Task prompt:
Check each line of the listing for the string "http", then state how many lines have it. Only the number is wanted.

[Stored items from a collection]
#####

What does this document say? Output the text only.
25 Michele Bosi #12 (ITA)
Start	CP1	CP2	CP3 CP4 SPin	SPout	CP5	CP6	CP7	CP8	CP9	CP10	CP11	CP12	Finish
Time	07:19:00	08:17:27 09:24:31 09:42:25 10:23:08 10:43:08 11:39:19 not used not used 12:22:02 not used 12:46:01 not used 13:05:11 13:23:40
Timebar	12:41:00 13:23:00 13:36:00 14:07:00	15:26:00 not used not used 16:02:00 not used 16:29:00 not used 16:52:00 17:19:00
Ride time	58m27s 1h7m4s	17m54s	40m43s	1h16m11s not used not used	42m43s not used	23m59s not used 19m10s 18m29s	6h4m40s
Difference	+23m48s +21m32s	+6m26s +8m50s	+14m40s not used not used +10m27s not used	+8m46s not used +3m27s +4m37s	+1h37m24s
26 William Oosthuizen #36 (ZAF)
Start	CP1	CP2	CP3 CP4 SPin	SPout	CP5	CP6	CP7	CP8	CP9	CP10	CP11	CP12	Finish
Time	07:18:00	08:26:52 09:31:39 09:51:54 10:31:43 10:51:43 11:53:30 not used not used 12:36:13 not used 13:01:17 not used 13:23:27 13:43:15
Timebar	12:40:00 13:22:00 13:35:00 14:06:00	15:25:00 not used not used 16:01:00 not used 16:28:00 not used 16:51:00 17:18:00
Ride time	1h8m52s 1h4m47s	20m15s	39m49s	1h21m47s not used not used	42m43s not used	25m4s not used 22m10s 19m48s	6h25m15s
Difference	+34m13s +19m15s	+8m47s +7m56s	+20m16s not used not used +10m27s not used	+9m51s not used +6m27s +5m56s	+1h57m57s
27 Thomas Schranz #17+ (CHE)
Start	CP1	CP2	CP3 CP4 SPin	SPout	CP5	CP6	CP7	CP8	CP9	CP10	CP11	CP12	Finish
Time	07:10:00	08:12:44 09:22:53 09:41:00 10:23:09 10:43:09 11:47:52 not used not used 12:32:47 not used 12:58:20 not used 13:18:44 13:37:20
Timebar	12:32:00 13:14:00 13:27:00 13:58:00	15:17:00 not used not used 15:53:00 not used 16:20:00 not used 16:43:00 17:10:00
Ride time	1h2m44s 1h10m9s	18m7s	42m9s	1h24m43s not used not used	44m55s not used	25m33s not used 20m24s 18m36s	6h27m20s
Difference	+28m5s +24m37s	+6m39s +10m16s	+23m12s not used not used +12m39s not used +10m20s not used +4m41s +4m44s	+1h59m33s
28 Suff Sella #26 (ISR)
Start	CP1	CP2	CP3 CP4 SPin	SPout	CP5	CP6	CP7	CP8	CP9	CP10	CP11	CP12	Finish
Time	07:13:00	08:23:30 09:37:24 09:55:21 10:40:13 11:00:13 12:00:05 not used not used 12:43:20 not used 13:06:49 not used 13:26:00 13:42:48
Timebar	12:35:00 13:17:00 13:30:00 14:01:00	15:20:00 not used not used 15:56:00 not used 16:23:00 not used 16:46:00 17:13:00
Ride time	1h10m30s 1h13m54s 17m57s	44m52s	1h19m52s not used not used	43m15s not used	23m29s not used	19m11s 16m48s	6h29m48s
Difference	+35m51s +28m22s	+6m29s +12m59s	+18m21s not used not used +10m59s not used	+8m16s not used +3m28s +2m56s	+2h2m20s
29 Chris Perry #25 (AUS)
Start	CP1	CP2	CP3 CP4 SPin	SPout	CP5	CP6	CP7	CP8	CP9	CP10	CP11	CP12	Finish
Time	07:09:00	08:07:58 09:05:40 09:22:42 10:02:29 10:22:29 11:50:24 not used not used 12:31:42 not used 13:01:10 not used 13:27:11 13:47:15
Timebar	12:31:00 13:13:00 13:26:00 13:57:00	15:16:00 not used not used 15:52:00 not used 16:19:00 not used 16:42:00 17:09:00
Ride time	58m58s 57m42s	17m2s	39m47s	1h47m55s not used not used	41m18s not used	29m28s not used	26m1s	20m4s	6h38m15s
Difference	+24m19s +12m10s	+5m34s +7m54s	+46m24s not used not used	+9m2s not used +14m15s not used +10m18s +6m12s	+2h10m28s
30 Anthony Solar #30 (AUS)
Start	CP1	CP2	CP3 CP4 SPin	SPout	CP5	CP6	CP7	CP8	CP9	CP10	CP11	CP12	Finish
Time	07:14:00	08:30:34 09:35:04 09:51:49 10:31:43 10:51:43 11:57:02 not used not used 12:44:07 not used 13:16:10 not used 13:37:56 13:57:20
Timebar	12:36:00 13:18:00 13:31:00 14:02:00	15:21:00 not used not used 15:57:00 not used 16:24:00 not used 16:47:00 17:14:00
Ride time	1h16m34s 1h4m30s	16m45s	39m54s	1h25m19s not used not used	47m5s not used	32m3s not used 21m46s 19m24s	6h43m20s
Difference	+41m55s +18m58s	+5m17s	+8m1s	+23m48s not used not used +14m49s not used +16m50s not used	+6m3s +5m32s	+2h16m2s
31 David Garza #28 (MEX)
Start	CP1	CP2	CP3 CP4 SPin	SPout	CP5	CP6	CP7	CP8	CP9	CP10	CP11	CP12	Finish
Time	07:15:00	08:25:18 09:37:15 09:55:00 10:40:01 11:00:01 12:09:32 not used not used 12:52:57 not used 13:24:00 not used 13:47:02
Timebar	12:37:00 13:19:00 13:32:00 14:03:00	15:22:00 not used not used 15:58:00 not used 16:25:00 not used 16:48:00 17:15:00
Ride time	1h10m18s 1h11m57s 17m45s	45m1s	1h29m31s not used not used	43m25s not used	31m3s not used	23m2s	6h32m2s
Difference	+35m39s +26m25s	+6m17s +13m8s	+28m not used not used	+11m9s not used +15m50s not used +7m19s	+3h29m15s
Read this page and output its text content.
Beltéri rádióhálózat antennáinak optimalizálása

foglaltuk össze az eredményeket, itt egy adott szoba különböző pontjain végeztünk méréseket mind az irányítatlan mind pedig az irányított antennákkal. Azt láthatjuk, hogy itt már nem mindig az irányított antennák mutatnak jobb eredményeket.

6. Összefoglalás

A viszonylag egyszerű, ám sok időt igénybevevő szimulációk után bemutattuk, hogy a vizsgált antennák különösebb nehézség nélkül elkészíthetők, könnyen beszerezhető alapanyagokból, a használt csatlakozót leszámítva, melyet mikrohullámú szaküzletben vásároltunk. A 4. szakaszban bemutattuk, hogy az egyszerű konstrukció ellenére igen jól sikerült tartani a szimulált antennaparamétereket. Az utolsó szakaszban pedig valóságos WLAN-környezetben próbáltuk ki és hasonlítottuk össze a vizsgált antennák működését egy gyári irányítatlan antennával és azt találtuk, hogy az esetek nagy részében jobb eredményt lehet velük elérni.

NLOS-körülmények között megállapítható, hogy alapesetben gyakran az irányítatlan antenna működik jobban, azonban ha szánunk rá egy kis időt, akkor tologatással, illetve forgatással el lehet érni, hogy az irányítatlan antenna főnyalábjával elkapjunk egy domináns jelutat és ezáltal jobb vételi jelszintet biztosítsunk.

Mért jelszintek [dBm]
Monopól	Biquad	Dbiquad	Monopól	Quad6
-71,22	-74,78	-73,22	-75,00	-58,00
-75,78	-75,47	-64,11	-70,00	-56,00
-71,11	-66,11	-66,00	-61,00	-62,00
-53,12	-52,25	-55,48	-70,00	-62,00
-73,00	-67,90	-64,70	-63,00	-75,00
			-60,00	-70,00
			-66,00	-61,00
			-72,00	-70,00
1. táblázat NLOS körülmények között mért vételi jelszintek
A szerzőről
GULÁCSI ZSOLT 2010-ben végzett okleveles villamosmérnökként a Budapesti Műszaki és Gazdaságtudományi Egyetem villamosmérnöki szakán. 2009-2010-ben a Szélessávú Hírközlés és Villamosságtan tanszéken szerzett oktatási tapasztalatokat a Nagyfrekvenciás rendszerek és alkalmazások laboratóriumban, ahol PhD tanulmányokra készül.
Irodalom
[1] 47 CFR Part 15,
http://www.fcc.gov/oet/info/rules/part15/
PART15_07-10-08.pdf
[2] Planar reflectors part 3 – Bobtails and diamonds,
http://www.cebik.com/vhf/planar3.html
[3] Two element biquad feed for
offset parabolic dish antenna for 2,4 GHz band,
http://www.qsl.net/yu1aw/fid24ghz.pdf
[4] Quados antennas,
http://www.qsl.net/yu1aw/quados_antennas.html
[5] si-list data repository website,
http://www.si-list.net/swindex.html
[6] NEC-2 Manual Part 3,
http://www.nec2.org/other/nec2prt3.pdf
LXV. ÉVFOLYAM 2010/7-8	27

#####

Answer to the task:
6